▶ _EXERCISE OBJECTIVE_
Restate, word for word, every line of the data.

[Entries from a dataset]
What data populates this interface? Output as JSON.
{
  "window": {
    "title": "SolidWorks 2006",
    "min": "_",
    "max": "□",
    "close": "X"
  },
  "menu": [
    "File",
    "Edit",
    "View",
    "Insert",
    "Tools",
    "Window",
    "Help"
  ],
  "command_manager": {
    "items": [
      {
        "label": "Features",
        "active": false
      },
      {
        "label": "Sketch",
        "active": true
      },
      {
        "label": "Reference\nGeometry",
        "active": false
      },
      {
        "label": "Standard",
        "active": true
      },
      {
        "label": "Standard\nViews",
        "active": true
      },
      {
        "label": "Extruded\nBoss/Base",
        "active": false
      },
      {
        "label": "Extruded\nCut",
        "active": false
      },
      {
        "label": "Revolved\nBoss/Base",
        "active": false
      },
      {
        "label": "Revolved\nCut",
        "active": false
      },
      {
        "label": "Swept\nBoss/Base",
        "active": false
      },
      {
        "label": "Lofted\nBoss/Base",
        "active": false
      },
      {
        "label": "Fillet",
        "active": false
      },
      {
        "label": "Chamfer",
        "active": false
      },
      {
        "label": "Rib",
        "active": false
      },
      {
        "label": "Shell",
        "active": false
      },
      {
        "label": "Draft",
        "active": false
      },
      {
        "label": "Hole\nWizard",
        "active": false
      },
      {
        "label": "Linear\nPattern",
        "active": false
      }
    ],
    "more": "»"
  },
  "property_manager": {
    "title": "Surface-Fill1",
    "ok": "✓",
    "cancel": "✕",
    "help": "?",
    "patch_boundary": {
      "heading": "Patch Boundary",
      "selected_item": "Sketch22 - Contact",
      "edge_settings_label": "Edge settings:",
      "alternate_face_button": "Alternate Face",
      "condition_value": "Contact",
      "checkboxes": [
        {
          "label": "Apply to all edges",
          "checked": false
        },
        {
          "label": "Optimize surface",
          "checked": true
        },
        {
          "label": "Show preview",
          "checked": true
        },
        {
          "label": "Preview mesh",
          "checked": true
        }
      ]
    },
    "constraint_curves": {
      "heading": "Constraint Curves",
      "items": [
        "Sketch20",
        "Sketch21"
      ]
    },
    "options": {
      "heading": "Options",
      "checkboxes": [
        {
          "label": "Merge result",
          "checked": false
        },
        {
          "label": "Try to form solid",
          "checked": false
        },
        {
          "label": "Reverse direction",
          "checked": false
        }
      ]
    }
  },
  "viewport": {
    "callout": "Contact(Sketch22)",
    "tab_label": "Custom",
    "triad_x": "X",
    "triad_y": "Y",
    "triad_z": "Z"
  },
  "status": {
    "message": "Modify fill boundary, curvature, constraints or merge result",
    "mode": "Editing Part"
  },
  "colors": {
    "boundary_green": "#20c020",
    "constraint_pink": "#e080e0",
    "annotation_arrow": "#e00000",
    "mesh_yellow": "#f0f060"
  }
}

▶ _COMPLETED EXERCISE_
What data populates this interface? Output as JSON.
{
  "window": {
    "title": "SolidWorks 2006",
    "min": "_",
    "max": "□",
    "close": "X"
  },
  "menu": [
    "File",
    "Edit",
    "View",
    "Insert",
    "Tools",
    "Window",
    "Help"
  ],
  "command_manager": {
    "items": [
      {
        "label": "Features",
        "active": false
      },
      {
        "label": "Sketch",
        "active": true
      },
      {
        "label": "Reference\nGeometry",
        "active": false
      },
      {
        "label": "Standard",
        "active": true
      },
      {
        "label": "Standard\nViews",
        "active": true
      },
      {
        "label": "Extruded\nBoss/Base",
        "active": false
      },
      {
        "label": "Extruded\nCut",
        "active": false
      },
      {
        "label": "Revolved\nBoss/Base",
        "active": false
      },
      {
        "label": "Revolved\nCut",
        "active": false
      },
      {
        "label": "Swept\nBoss/Base",
        "active": false
      },
      {
        "label": "Lofted\nBoss/Base",
        "active": false
      },
      {
        "label": "Fillet",
        "active": false
      },
      {
        "label": "Chamfer",
        "active": false
      },
      {
        "label": "Rib",
        "active": false
      },
      {
        "label": "Shell",
        "active": false
      },
      {
        "label": "Draft",
        "active": false
      },
      {
        "label": "Hole\nWizard",
        "active": false
      },
      {
        "label": "Linear\nPattern",
        "active": false
      }
    ],
    "more": "»"
  },
  "property_manager": {
    "title": "Surface-Fill1",
    "ok": "✓",
    "cancel": "✕",
    "help": "?",
    "patch_boundary": {
      "heading": "Patch Boundary",
      "selected_item": "Sketch22 - Contact",
      "edge_settings_label": "Edge settings:",
      "alternate_face_button": "Alternate Face",
      "condition_value": "Contact",
      "checkboxes": [
        {
          "label": "Apply to all edges",
          "checked": false
        },
        {
          "label": "Optimize surface",
          "checked": true
        },
        {
          "label": "Show preview",
          "checked": true
        },
        {
          "label": "Preview mesh",
          "checked": true
        }
      ]
    },
    "constraint_curves": {
      "heading": "Constraint Curves",
      "items": [
        "Sketch20",
        "Sketch21"
      ]
    },
    "options": {
      "heading": "Options",
      "checkboxes": [
        {
          "label": "Merge result",
          "checked": false
        },
        {
          "label": "Try to form solid",
          "checked": false
        },
        {
          "label": "Reverse direction",
          "checked": false
        }
      ]
    }
  },
  "viewport": {
    "callout": "Contact(Sketch22)",
    "tab_label": "Custom",
    "triad_x": "X",
    "triad_y": "Y",
    "triad_z": "Z"
  },
  "status": {
    "message": "Modify fill boundary, curvature, constraints or merge result",
    "mode": "Editing Part"
  },
  "colors": {
    "boundary_green": "#20c020",
    "constraint_pink": "#e080e0",
    "annotation_arrow": "#e00000",
    "mesh_yellow": "#f0f060"
  }
}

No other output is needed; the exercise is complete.